> _STATED GOAL_
Copy all of the records below verbatim.

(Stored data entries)
┄┄┄┄┄┄┄┄┄┄┄┄┄┄┄┄┄┄┄┄

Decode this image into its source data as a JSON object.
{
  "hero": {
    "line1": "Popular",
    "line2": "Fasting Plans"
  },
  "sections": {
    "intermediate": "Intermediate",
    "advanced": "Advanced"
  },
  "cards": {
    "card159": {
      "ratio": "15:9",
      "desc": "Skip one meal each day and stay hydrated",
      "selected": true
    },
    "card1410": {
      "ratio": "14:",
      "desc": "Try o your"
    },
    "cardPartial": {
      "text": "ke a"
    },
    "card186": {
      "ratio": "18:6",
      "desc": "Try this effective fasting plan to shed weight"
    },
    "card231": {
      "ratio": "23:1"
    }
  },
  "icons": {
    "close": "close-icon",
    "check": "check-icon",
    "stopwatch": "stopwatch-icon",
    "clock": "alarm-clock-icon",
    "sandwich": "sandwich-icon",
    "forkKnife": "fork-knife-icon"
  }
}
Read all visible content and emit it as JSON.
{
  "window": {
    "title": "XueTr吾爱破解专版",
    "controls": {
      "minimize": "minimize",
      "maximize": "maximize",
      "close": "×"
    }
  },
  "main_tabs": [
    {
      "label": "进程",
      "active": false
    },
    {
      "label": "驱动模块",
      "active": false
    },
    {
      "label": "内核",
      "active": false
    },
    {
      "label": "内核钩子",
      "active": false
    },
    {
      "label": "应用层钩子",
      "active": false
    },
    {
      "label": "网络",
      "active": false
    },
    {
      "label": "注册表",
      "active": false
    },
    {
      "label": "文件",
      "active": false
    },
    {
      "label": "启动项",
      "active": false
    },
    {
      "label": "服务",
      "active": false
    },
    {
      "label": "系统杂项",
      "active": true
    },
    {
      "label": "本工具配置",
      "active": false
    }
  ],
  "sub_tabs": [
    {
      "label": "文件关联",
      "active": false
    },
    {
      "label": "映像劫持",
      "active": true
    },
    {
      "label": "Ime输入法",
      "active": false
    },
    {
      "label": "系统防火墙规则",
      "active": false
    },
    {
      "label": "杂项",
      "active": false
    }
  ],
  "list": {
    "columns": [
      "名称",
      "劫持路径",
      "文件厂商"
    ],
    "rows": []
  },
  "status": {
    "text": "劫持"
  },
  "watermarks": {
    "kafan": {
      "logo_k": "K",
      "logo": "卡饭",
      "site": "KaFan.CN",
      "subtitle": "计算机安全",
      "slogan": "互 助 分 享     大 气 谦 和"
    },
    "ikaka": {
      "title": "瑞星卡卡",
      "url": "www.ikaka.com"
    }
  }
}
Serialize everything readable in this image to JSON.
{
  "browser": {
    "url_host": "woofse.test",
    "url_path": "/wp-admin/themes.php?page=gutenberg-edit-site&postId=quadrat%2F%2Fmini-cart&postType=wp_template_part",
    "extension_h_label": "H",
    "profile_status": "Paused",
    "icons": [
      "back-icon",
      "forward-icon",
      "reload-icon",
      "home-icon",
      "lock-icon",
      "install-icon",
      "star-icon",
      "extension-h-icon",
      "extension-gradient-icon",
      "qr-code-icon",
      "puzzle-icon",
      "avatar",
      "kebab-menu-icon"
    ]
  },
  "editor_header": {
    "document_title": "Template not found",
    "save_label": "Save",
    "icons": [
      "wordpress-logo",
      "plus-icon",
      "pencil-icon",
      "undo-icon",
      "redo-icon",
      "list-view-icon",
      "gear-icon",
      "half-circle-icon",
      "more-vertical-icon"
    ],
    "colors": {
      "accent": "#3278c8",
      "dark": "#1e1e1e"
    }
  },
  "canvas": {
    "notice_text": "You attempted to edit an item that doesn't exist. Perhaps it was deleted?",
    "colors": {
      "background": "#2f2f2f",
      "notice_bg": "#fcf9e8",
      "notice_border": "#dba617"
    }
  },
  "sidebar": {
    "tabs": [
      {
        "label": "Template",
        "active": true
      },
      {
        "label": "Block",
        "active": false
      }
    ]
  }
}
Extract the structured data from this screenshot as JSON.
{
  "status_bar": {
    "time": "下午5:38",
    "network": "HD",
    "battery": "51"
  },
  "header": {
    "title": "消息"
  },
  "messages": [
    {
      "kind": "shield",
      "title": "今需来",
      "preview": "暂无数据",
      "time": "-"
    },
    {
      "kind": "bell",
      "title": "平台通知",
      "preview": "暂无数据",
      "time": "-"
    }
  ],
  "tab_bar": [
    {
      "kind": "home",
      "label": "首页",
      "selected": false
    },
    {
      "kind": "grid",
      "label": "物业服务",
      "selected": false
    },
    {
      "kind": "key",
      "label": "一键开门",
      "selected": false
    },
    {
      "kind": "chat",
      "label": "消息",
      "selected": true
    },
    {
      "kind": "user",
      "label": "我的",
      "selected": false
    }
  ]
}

┄┄┄┄┄┄┄┄┄┄┄┄┄┄┄┄┄┄┄┄

> _OUTPUT FOR THIS TASK_
Decode this image into its source data as a JSON object.
{
  "hero": {
    "line1": "Popular",
    "line2": "Fasting Plans"
  },
  "sections": {
    "intermediate": "Intermediate",
    "advanced": "Advanced"
  },
  "cards": {
    "card159": {
      "ratio": "15:9",
      "desc": "Skip one meal each day and stay hydrated",
      "selected": true
    },
    "card1410": {
      "ratio": "14:",
      "desc": "Try o your"
    },
    "cardPartial": {
      "text": "ke a"
    },
    "card186": {
      "ratio": "18:6",
      "desc": "Try this effective fasting plan to shed weight"
    },
    "card231": {
      "ratio": "23:1"
    }
  },
  "icons": {
    "close": "close-icon",
    "check": "check-icon",
    "stopwatch": "stopwatch-icon",
    "clock": "alarm-clock-icon",
    "sandwich": "sandwich-icon",
    "forkKnife": "fork-knife-icon"
  }
}
Read all visible content and emit it as JSON.
{
  "window": {
    "title": "XueTr吾爱破解专版",
    "controls": {
      "minimize": "minimize",
      "maximize": "maximize",
      "close": "×"
    }
  },
  "main_tabs": [
    {
      "label": "进程",
      "active": false
    },
    {
      "label": "驱动模块",
      "active": false
    },
    {
      "label": "内核",
      "active": false
    },
    {
      "label": "内核钩子",
      "active": false
    },
    {
      "label": "应用层钩子",
      "active": false
    },
    {
      "label": "网络",
      "active": false
    },
    {
      "label": "注册表",
      "active": false
    },
    {
      "label": "文件",
      "active": false
    },
    {
      "label": "启动项",
      "active": false
    },
    {
      "label": "服务",
      "active": false
    },
    {
      "label": "系统杂项",
      "active": true
    },
    {
      "label": "本工具配置",
      "active": false
    }
  ],
  "sub_tabs": [
    {
      "label": "文件关联",
      "active": false
    },
    {
      "label": "映像劫持",
      "active": true
    },
    {
      "label": "Ime输入法",
      "active": false
    },
    {
      "label": "系统防火墙规则",
      "active": false
    },
    {
      "label": "杂项",
      "active": false
    }
  ],
  "list": {
    "columns": [
      "名称",
      "劫持路径",
      "文件厂商"
    ],
    "rows": []
  },
  "status": {
    "text": "劫持"
  },
  "watermarks": {
    "kafan": {
      "logo_k": "K",
      "logo": "卡饭",
      "site": "KaFan.CN",
      "subtitle": "计算机安全",
      "slogan": "互 助 分 享     大 气 谦 和"
    },
    "ikaka": {
      "title": "瑞星卡卡",
      "url": "www.ikaka.com"
    }
  }
}
Serialize everything readable in this image to JSON.
{
  "browser": {
    "url_host": "woofse.test",
    "url_path": "/wp-admin/themes.php?page=gutenberg-edit-site&postId=quadrat%2F%2Fmini-cart&postType=wp_template_part",
    "extension_h_label": "H",
    "profile_status": "Paused",
    "icons": [
      "back-icon",
      "forward-icon",
      "reload-icon",
      "home-icon",
      "lock-icon",
      "install-icon",
      "star-icon",
      "extension-h-icon",
      "extension-gradient-icon",
      "qr-code-icon",
      "puzzle-icon",
      "avatar",
      "kebab-menu-icon"
    ]
  },
  "editor_header": {
    "document_title": "Template not found",
    "save_label": "Save",
    "icons": [
      "wordpress-logo",
      "plus-icon",
      "pencil-icon",
      "undo-icon",
      "redo-icon",
      "list-view-icon",
      "gear-icon",
      "half-circle-icon",
      "more-vertical-icon"
    ],
    "colors": {
      "accent": "#3278c8",
      "dark": "#1e1e1e"
    }
  },
  "canvas": {
    "notice_text": "You attempted to edit an item that doesn't exist. Perhaps it was deleted?",
    "colors": {
      "background": "#2f2f2f",
      "notice_bg": "#fcf9e8",
      "notice_border": "#dba617"
    }
  },
  "sidebar": {
    "tabs": [
      {
        "label": "Template",
        "active": true
      },
      {
        "label": "Block",
        "active": false
      }
    ]
  }
}
Extract the structured data from this screenshot as JSON.
{
  "status_bar": {
    "time": "下午5:38",
    "network": "HD",
    "battery": "51"
  },
  "header": {
    "title": "消息"
  },
  "messages": [
    {
      "kind": "shield",
      "title": "今需来",
      "preview": "暂无数据",
      "time": "-"
    },
    {
      "kind": "bell",
      "title": "平台通知",
      "preview": "暂无数据",
      "time": "-"
    }
  ],
  "tab_bar": [
    {
      "kind": "home",
      "label": "首页",
      "selected": false
    },
    {
      "kind": "grid",
      "label": "物业服务",
      "selected": false
    },
    {
      "kind": "key",
      "label": "一键开门",
      "selected": false
    },
    {
      "kind": "chat",
      "label": "消息",
      "selected": true
    },
    {
      "kind": "user",
      "label": "我的",
      "selected": false
    }
  ]
}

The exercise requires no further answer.